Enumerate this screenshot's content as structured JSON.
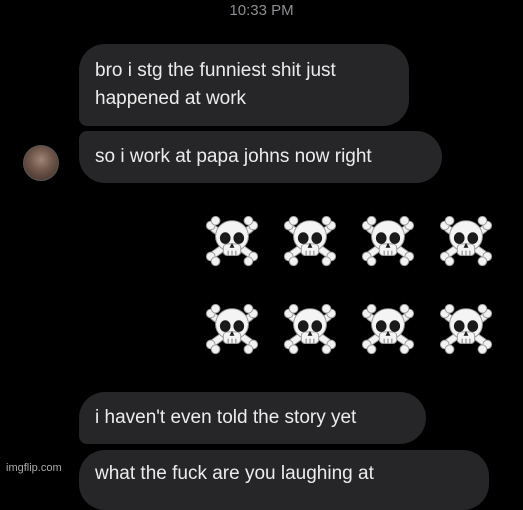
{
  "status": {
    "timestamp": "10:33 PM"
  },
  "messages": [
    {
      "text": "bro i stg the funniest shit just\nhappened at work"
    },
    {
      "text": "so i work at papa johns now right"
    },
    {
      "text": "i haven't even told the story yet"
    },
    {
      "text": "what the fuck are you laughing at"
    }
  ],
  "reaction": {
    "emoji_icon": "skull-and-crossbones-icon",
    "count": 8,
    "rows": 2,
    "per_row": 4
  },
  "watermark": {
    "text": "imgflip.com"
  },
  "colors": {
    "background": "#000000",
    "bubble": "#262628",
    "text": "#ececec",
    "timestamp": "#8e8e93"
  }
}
########################################
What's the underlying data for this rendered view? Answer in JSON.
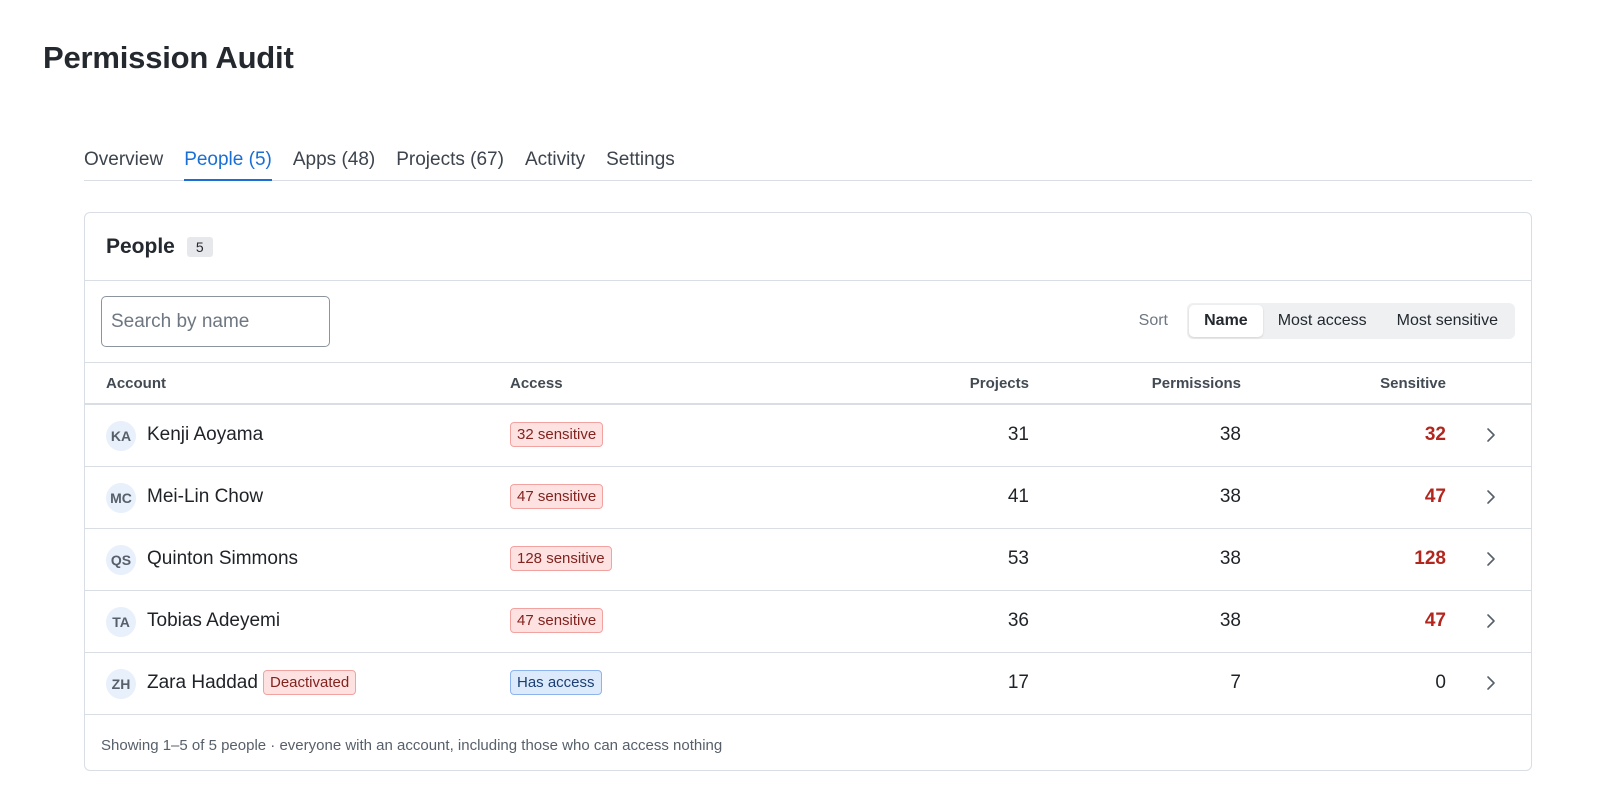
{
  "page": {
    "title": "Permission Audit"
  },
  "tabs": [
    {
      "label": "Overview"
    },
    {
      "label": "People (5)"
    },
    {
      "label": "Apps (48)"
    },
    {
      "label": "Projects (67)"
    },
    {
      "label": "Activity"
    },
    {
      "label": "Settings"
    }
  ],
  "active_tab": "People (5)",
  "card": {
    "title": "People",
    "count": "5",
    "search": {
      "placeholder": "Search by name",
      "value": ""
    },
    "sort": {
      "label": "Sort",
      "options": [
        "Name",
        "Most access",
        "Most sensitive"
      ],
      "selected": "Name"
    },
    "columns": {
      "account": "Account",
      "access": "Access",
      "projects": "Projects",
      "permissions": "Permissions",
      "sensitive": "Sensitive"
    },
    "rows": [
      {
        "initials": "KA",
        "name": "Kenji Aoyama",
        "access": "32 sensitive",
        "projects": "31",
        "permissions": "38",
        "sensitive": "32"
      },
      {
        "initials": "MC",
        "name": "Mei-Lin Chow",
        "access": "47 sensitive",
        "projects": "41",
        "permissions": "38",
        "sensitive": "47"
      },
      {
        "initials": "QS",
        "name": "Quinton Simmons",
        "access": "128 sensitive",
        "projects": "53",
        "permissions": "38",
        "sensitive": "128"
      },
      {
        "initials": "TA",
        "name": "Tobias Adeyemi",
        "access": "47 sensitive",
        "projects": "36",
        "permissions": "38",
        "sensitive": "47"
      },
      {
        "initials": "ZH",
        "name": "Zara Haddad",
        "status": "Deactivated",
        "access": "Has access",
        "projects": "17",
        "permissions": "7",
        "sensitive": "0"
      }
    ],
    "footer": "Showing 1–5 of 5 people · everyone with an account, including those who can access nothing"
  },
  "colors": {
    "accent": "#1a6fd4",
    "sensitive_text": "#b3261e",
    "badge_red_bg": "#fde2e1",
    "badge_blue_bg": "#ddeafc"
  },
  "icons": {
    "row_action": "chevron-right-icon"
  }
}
########################################
Exercise prompt: Find the string "right" in the records, then copy each line where it occurs.

Exercise answer:
      "text": "so i work at papa johns now right"
    "row_action": "chevron-right-icon"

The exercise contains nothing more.